▶ [What is being asked]
Set the listing down unchanged, minus every embedded image.

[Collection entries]
════════════════

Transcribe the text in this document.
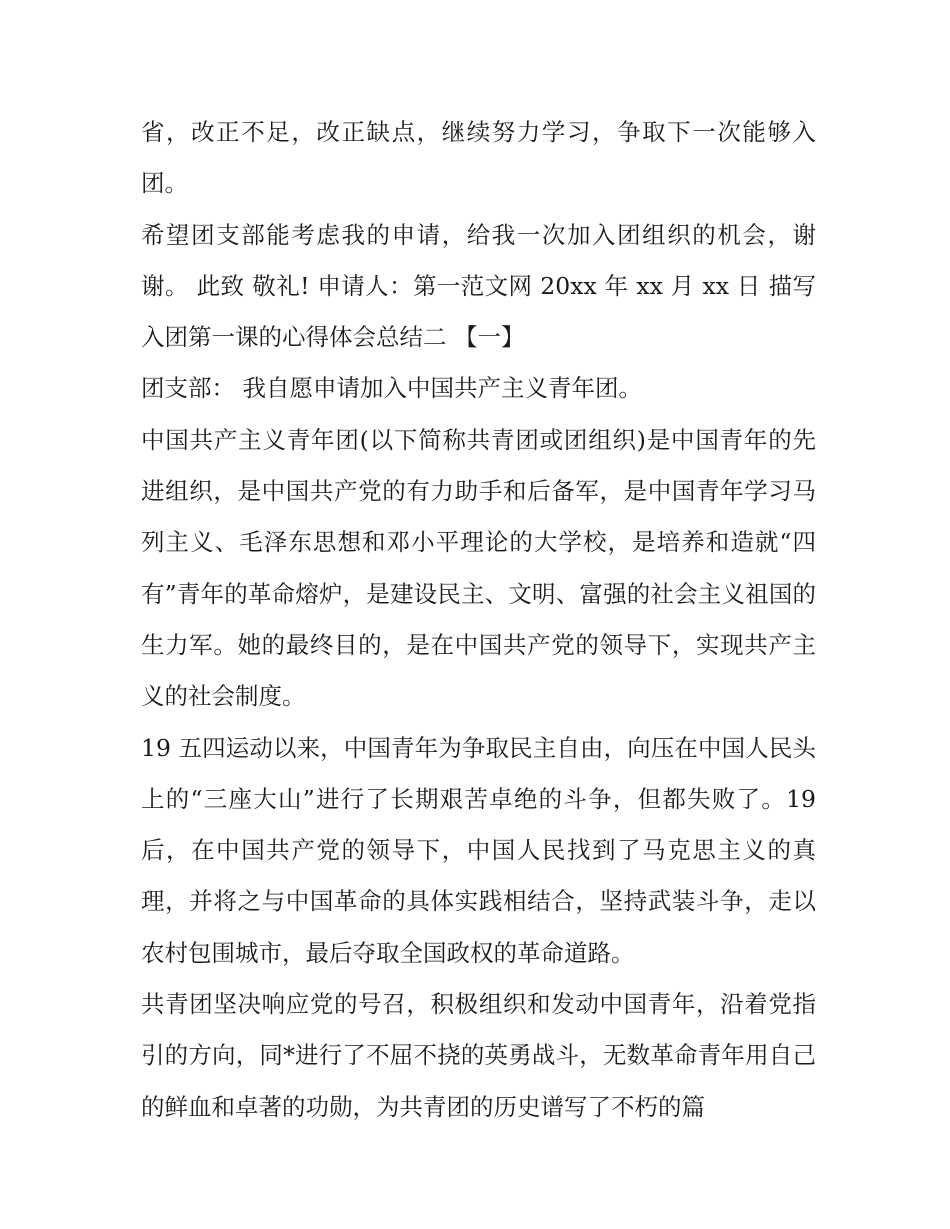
省，改正不足，改正缺点，继续努力学习，争取下一次能够入团。

希望团支部能考虑我的申请，给我一次加入团组织的机会，谢谢。 此致 敬礼! 申请人：第一范文网 20xx 年 xx 月 xx 日 描写入团第一课的心得体会总结二 【一】

团支部： 我自愿申请加入中国共产主义青年团。

中国共产主义青年团(以下简称共青团或团组织)是中国青年的先进组织，是中国共产党的有力助手和后备军，是中国青年学习马列主义、毛泽东思想和邓小平理论的大学校，是培养和造就“四有”青年的革命熔炉，是建设民主、文明、富强的社会主义祖国的生力军。她的最终目的，是在中国共产党的领导下，实现共产主义的社会制度。

19 五四运动以来，中国青年为争取民主自由，向压在中国人民头上的“三座大山”进行了长期艰苦卓绝的斗争，但都失败了。19 后，在中国共产党的领导下，中国人民找到了马克思主义的真理，并将之与中国革命的具体实践相结合，坚持武装斗争，走以农村包围城市，最后夺取全国政权的革命道路。

共青团坚决响应党的号召，积极组织和发动中国青年，沿着党指引的方向，同*进行了不屈不挠的英勇战斗，无数革命青年用自己的鲜血和卓著的功勋，为共青团的历史谱写了不朽的篇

════════════════

▶ [Full output]
Transcribe the text in this document.
省，改正不足，改正缺点，继续努力学习，争取下一次能够入团。

希望团支部能考虑我的申请，给我一次加入团组织的机会，谢谢。 此致 敬礼! 申请人：第一范文网 20xx 年 xx 月 xx 日 描写入团第一课的心得体会总结二 【一】

团支部： 我自愿申请加入中国共产主义青年团。

中国共产主义青年团(以下简称共青团或团组织)是中国青年的先进组织，是中国共产党的有力助手和后备军，是中国青年学习马列主义、毛泽东思想和邓小平理论的大学校，是培养和造就“四有”青年的革命熔炉，是建设民主、文明、富强的社会主义祖国的生力军。她的最终目的，是在中国共产党的领导下，实现共产主义的社会制度。

19 五四运动以来，中国青年为争取民主自由，向压在中国人民头上的“三座大山”进行了长期艰苦卓绝的斗争，但都失败了。19 后，在中国共产党的领导下，中国人民找到了马克思主义的真理，并将之与中国革命的具体实践相结合，坚持武装斗争，走以农村包围城市，最后夺取全国政权的革命道路。

共青团坚决响应党的号召，积极组织和发动中国青年，沿着党指引的方向，同*进行了不屈不挠的英勇战斗，无数革命青年用自己的鲜血和卓著的功勋，为共青团的历史谱写了不朽的篇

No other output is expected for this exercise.